▼

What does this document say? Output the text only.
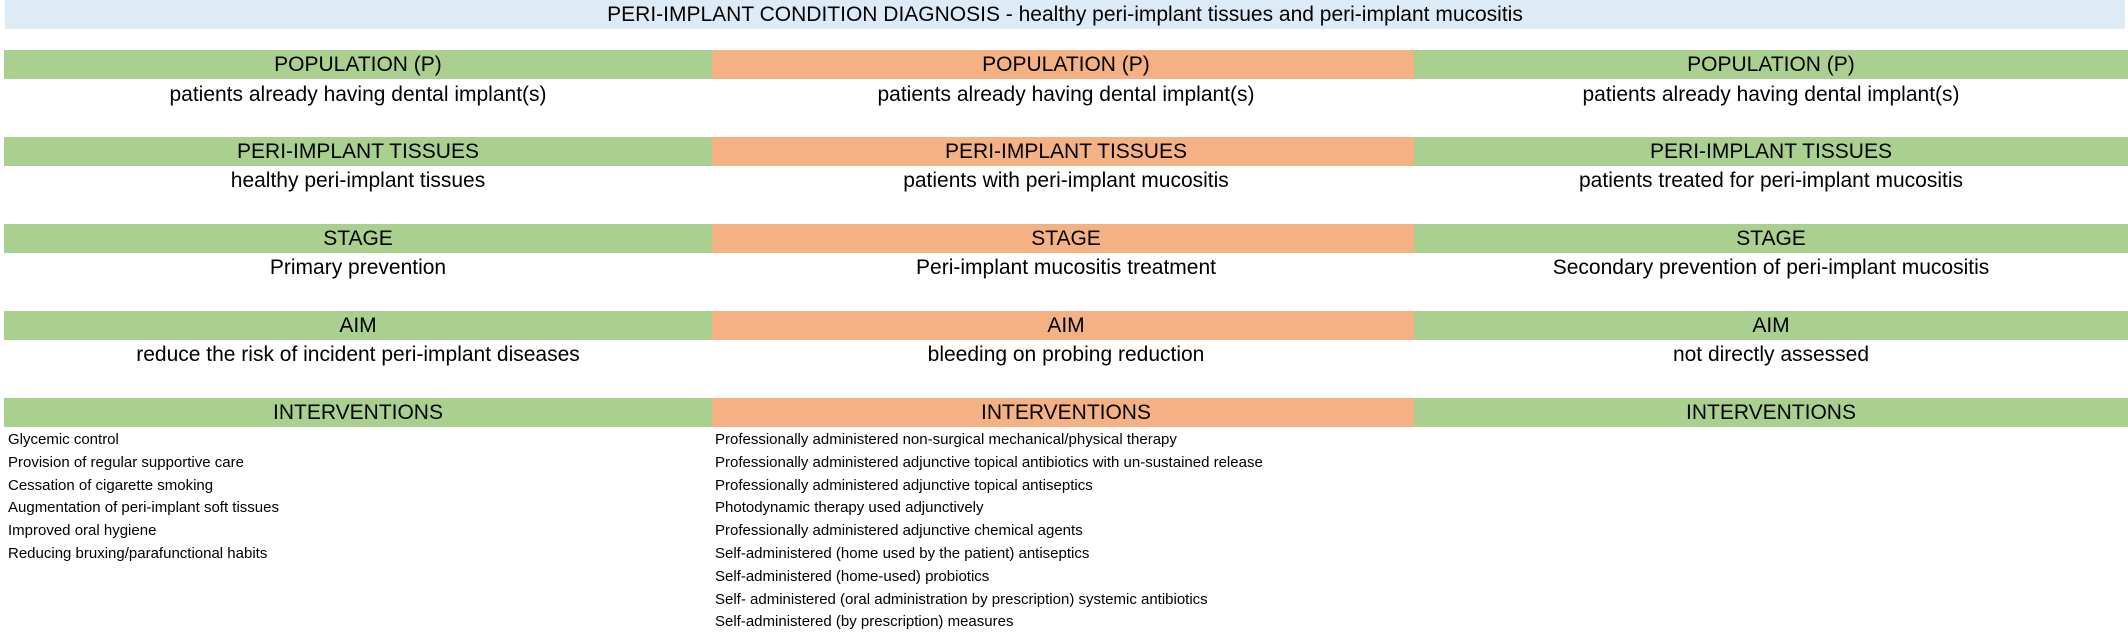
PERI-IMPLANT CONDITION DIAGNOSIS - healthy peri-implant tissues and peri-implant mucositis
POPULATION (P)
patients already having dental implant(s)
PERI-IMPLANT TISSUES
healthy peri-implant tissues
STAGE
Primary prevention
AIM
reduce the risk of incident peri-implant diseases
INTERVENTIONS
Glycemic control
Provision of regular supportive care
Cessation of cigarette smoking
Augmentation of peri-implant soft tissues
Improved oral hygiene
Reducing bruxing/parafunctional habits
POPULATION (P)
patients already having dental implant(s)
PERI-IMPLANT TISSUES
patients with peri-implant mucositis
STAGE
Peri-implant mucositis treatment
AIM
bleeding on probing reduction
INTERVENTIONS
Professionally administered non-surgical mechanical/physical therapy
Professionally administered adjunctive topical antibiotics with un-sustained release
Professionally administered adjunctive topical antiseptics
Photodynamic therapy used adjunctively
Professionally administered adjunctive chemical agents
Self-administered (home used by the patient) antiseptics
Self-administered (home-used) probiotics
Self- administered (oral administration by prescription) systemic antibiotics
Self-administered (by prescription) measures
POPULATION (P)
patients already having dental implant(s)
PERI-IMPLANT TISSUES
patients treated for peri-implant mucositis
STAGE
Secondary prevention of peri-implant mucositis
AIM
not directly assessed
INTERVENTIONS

▲
▼

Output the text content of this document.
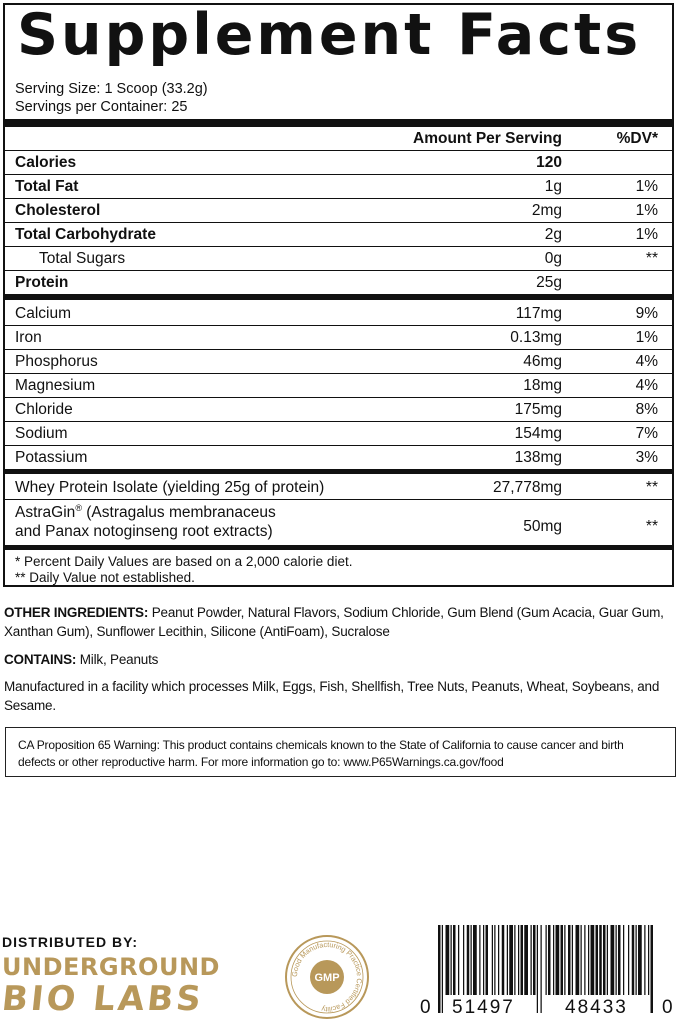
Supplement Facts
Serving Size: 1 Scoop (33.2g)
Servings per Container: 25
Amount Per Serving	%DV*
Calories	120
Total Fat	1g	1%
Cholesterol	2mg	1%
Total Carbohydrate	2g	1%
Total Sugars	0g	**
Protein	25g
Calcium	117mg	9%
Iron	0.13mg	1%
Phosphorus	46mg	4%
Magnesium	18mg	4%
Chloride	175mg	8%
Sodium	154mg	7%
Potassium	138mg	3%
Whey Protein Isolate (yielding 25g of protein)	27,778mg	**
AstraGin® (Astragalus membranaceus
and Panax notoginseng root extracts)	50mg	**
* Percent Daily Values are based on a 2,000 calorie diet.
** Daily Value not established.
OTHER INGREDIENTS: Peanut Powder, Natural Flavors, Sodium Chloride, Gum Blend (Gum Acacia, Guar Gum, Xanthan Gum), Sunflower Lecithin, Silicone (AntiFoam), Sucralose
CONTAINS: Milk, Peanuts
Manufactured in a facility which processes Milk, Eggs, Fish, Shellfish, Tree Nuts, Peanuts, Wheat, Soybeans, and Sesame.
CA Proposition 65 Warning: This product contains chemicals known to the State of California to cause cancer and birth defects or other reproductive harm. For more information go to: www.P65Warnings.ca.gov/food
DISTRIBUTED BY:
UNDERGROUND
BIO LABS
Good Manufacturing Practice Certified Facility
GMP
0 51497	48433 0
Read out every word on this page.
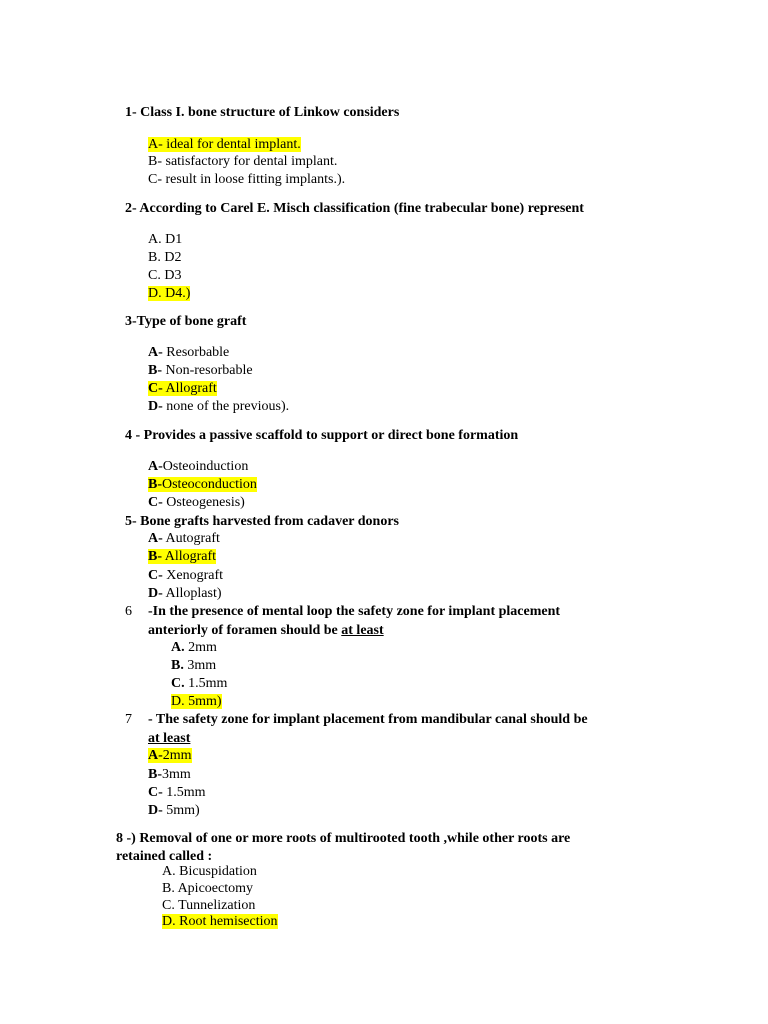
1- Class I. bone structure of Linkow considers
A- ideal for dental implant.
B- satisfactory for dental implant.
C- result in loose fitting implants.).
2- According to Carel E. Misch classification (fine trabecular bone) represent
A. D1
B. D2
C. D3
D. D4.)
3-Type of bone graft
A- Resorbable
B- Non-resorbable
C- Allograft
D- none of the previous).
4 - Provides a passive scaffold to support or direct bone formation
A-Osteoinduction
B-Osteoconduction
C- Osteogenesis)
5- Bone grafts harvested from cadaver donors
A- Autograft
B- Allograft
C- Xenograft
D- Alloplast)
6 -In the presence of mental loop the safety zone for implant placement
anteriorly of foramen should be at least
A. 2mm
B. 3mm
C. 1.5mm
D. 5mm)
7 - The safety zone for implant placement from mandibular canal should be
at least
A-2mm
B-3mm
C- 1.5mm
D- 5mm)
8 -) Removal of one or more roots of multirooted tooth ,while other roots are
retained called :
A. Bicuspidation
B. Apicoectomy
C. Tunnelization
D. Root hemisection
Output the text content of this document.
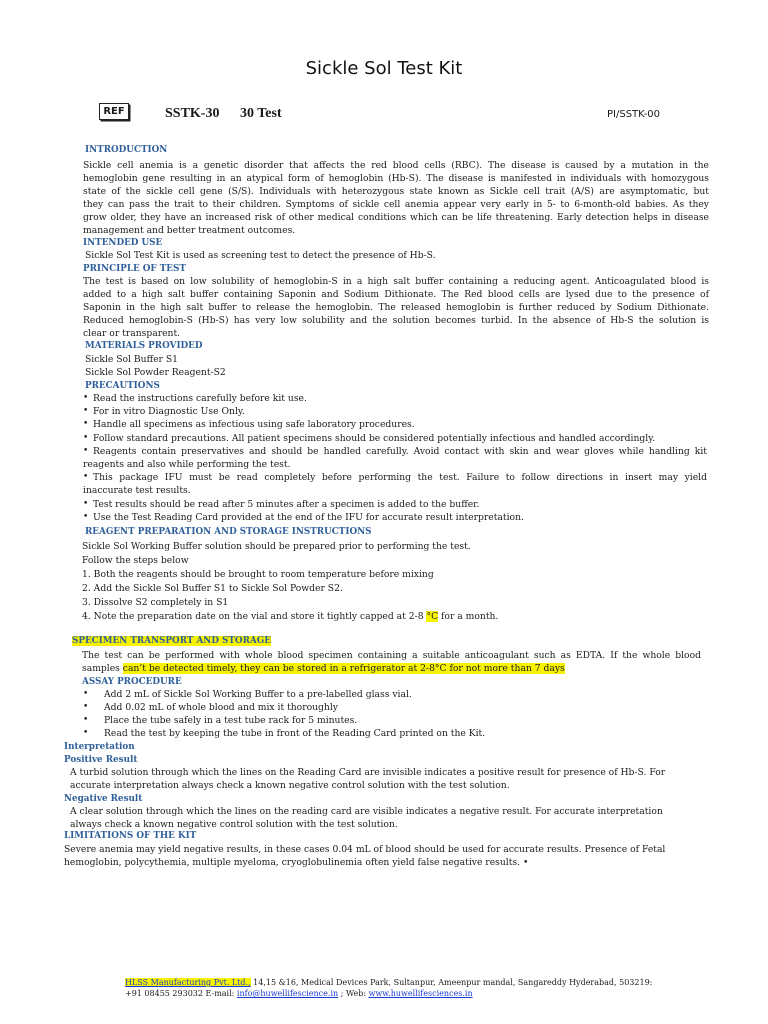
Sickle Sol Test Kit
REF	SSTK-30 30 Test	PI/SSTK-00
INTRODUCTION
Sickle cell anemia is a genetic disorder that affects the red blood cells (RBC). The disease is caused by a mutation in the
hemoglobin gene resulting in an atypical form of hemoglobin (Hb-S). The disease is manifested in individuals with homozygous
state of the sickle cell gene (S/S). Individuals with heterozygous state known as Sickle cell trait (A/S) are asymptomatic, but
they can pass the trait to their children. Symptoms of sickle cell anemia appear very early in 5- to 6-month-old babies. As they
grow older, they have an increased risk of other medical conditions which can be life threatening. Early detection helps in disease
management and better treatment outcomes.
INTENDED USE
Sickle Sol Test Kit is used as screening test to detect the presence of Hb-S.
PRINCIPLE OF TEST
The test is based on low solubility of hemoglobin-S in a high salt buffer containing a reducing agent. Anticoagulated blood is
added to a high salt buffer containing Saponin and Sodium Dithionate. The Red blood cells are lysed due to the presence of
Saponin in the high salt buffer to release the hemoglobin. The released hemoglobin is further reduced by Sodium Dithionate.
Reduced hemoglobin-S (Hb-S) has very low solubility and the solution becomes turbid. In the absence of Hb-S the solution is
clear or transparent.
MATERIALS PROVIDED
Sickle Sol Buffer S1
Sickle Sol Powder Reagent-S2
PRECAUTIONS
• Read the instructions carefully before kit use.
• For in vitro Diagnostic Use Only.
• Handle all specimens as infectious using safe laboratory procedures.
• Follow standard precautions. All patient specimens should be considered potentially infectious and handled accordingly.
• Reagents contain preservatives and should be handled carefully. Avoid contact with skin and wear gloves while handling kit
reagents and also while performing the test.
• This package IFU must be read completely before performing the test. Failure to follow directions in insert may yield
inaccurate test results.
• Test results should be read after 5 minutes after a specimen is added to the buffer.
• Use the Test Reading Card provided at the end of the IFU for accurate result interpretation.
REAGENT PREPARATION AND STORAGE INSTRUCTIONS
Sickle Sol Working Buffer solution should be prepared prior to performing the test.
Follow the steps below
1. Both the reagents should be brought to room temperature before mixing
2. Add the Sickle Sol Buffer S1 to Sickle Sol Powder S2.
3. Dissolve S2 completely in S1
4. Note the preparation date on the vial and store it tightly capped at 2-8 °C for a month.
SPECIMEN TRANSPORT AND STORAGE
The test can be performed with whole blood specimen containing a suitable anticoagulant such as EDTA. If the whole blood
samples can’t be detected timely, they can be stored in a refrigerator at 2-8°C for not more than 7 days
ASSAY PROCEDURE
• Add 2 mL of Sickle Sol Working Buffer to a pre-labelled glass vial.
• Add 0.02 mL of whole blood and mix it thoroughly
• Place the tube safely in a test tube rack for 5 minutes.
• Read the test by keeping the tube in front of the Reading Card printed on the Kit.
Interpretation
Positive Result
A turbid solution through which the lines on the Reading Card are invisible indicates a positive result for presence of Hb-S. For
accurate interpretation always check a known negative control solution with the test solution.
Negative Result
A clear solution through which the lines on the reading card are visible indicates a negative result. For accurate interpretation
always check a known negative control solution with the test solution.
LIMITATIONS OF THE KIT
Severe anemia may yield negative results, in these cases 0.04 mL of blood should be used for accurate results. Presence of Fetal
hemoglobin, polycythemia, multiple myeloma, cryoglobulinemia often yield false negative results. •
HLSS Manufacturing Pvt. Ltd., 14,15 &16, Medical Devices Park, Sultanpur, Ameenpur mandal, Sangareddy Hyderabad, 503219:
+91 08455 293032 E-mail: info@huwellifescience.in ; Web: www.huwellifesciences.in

▲

• Work instruction:
Every line that holds the string "Total" must be copied from the records above.

• Exercise result:
Total Fat	1g	1%
Total Carbohydrate	2g	1%
Total Sugars	0g	**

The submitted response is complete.